Locate the word "text" in the data below, then copy every line that holds it.
[begin Available records]
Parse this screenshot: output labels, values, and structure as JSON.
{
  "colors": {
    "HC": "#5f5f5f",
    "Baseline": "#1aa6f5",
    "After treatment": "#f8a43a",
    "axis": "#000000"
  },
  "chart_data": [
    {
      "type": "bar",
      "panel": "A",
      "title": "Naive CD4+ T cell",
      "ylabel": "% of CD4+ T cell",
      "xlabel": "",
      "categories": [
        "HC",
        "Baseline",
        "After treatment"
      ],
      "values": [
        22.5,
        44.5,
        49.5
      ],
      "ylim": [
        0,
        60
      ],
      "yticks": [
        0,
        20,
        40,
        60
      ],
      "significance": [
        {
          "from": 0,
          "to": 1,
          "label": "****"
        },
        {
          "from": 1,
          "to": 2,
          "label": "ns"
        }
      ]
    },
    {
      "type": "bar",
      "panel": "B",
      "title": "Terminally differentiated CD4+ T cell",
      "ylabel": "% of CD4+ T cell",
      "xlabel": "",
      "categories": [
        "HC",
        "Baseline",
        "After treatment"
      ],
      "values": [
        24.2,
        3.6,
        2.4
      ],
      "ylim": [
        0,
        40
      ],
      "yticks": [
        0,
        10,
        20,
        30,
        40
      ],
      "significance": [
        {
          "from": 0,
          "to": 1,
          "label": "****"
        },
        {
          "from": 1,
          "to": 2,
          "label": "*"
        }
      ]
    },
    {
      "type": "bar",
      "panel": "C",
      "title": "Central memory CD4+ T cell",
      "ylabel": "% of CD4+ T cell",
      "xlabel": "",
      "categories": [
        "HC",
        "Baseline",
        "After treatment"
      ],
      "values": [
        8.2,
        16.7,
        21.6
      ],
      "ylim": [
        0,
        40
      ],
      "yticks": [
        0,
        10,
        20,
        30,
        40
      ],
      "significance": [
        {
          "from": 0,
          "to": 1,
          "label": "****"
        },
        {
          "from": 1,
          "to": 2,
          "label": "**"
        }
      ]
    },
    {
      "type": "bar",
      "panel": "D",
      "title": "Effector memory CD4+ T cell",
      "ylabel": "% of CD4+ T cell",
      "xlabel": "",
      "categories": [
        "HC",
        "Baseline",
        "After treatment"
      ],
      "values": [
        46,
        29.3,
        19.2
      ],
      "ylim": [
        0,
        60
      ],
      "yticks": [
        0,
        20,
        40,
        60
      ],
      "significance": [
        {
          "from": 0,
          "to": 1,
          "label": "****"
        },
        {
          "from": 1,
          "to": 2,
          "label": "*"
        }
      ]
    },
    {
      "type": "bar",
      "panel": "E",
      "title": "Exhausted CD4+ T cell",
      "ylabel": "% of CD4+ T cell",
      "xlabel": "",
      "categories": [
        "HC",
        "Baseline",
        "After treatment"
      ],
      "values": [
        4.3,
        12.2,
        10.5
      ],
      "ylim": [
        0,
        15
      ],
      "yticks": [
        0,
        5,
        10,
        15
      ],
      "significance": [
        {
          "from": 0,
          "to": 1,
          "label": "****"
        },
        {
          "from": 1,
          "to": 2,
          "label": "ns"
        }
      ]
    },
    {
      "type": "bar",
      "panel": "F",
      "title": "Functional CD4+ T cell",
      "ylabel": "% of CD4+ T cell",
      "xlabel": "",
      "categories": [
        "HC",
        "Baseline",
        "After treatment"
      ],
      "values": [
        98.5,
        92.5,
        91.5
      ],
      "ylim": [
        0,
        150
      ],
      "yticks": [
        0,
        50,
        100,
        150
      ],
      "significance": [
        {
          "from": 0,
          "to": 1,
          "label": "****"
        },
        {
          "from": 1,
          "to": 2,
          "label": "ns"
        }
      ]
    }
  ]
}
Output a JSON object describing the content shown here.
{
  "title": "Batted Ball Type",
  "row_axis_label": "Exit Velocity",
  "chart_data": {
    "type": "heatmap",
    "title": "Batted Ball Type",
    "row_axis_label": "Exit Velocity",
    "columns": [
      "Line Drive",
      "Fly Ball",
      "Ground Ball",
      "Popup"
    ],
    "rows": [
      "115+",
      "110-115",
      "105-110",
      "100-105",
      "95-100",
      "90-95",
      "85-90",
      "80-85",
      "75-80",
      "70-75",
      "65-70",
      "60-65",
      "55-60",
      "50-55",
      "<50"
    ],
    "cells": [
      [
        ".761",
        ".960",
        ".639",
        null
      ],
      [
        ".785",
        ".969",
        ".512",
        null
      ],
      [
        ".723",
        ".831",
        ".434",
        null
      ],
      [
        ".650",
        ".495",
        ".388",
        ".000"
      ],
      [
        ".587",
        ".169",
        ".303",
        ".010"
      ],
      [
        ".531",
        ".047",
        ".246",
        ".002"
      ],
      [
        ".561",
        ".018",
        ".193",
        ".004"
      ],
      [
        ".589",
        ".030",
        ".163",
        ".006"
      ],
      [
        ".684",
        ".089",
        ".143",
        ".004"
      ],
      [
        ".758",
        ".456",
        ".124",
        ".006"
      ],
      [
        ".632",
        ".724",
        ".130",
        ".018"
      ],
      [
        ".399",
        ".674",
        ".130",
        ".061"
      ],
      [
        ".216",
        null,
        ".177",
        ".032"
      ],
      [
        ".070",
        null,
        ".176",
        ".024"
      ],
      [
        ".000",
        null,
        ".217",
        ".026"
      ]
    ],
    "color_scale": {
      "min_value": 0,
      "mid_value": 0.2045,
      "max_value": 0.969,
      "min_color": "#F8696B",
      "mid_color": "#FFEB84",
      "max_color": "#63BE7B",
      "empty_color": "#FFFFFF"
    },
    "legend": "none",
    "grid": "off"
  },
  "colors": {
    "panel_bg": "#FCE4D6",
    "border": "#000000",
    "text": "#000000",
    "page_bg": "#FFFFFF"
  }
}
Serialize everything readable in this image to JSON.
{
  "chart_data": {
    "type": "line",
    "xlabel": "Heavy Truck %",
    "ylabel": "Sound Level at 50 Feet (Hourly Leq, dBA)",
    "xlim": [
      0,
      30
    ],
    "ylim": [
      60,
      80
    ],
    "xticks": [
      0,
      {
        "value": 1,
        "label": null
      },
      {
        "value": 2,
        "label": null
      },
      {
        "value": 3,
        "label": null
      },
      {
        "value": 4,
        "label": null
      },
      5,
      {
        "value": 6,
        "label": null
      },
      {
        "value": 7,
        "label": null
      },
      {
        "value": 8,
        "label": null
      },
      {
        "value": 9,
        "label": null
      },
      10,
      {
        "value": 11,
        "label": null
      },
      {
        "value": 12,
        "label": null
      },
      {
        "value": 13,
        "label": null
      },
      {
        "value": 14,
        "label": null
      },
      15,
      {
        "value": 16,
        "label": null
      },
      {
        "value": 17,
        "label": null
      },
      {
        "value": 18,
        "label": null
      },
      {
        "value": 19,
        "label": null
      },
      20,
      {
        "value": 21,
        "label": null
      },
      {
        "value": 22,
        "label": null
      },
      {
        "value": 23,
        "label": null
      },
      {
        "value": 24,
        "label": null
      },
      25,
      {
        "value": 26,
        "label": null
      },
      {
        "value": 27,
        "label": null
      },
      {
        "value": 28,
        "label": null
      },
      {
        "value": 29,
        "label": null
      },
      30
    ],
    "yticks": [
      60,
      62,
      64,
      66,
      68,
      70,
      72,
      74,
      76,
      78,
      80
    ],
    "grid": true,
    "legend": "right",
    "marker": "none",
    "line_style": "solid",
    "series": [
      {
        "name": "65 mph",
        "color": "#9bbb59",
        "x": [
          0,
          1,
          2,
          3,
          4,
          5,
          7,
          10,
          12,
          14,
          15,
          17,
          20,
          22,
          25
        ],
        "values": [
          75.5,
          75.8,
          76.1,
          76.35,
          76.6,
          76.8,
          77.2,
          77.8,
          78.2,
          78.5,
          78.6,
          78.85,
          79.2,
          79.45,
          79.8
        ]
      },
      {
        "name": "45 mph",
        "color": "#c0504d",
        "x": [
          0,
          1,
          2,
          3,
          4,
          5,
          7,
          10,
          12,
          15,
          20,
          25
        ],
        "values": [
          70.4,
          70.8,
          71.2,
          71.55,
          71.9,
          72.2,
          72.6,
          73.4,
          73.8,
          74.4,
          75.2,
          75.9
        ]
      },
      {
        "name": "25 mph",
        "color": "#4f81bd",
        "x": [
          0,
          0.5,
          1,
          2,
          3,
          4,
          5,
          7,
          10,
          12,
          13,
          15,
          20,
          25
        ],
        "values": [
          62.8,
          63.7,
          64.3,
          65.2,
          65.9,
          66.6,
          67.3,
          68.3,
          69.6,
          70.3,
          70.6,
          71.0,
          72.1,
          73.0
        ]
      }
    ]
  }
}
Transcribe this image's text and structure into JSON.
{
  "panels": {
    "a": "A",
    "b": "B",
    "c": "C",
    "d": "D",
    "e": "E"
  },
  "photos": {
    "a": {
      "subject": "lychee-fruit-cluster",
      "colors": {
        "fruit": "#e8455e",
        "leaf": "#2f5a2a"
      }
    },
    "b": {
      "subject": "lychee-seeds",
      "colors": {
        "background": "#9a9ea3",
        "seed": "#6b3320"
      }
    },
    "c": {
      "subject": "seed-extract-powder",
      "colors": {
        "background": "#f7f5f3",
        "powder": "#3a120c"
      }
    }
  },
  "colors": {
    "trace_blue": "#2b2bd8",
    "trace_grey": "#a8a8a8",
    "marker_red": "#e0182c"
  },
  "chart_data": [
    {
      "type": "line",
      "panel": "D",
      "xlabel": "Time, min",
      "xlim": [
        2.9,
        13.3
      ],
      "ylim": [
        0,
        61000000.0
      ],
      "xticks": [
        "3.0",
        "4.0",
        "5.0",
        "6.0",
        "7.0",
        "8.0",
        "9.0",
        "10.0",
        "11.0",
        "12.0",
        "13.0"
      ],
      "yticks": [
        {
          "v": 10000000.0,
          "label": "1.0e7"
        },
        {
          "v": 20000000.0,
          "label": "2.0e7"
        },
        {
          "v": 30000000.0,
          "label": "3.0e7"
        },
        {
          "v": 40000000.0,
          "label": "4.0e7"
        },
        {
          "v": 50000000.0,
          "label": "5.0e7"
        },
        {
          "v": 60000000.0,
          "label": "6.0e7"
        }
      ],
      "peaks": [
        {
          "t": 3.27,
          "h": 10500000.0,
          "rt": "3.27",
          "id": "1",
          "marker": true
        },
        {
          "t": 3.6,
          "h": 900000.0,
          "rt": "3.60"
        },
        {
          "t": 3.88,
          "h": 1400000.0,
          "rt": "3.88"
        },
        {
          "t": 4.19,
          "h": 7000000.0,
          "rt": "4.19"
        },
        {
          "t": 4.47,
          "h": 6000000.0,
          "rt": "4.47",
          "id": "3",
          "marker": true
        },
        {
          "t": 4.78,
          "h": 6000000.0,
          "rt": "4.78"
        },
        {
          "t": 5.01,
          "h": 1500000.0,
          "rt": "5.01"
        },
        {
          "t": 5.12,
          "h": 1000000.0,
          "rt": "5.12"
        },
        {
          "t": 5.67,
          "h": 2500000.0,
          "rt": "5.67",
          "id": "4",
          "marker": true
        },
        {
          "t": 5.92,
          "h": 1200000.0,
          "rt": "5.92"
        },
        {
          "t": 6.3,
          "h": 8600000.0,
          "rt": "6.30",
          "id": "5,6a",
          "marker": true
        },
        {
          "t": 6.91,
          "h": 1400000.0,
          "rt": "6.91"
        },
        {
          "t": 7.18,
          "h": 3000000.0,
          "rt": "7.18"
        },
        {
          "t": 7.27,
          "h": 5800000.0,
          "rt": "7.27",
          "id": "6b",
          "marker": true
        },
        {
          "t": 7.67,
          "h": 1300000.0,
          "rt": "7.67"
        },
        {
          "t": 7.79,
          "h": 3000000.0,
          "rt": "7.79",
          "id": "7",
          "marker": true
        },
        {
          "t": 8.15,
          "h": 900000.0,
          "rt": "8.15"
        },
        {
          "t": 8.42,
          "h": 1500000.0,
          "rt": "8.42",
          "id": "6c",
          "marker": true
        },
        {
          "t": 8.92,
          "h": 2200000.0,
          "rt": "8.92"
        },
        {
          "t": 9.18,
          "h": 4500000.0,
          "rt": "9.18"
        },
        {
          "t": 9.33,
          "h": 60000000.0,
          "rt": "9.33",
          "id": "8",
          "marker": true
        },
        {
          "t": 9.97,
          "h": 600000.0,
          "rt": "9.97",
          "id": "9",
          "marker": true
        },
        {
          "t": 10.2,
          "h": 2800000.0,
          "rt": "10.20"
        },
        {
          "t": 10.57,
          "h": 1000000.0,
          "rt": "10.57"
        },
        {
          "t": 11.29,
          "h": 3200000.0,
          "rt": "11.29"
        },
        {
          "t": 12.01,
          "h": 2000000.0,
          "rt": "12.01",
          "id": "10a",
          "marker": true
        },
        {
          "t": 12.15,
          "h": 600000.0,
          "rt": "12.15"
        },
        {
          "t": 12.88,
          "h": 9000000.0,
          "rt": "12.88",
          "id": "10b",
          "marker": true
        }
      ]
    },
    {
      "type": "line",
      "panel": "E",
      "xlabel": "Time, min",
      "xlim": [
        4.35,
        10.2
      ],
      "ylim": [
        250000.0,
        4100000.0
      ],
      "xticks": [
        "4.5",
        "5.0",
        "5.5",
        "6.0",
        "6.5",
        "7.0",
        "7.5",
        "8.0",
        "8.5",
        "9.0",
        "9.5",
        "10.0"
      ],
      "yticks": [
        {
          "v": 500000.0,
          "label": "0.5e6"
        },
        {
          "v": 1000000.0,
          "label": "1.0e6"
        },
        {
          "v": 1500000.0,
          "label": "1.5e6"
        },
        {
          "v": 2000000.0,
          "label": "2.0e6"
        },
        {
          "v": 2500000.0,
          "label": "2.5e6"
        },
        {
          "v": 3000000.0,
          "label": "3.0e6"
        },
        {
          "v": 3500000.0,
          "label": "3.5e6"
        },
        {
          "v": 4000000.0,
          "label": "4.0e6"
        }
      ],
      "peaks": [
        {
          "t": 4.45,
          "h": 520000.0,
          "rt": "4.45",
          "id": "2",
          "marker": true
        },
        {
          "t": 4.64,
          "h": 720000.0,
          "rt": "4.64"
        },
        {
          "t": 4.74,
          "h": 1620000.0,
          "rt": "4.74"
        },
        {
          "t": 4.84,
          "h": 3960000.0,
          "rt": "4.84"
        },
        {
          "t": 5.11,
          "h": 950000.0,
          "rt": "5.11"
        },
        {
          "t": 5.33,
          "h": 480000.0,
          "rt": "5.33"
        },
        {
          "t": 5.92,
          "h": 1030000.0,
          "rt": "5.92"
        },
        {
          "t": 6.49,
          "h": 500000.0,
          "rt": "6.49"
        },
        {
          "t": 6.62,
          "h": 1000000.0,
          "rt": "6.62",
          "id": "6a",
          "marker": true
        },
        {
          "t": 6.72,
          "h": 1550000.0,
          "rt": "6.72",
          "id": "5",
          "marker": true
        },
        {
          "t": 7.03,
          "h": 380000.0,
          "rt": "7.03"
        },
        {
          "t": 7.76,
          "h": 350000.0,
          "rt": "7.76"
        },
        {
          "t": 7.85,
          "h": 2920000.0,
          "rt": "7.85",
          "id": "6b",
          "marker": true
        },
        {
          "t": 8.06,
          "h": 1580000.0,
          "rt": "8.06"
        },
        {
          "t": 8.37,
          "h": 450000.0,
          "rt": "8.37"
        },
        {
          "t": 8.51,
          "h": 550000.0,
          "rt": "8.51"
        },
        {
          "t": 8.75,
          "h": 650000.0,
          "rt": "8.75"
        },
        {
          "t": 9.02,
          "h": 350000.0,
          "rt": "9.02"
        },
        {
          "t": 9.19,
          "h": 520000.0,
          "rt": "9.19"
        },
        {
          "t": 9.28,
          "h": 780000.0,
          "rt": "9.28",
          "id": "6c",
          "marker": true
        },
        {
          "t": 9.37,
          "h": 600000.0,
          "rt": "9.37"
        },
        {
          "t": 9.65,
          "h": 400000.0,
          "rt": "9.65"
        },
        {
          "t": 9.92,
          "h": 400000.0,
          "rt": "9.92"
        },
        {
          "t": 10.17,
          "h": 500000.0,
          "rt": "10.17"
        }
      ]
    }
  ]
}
[end Available records]
- **Output below**:
    "text": "#000000",
Transcribe this image's text and structure into JSON.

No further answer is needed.